▶ _BRIEF_:
Count every line below that contains "application", then state the total with no other output.

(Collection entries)
————
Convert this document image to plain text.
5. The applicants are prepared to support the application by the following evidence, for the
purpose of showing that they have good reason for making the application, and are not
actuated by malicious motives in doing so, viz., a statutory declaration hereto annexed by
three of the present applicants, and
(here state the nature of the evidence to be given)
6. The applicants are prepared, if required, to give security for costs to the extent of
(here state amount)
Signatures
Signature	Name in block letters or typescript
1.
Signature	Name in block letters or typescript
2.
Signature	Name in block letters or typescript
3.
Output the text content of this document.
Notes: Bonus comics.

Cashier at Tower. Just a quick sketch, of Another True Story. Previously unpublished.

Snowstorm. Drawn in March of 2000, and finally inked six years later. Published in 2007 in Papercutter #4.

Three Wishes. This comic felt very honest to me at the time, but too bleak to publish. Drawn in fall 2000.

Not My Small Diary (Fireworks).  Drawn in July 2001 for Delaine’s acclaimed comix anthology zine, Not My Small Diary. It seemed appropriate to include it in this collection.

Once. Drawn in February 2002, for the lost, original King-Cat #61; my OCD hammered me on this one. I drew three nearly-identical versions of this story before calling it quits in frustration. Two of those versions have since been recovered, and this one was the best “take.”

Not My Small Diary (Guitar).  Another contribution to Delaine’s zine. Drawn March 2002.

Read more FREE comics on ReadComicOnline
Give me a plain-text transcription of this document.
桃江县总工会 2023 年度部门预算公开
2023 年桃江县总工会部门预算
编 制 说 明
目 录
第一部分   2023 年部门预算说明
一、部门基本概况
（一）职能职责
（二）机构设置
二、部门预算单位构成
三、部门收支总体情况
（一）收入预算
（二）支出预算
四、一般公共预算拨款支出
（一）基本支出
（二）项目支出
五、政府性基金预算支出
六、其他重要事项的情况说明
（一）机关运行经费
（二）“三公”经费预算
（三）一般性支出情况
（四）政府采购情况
————
▶ _ANSWER TO THIS TASK_:
2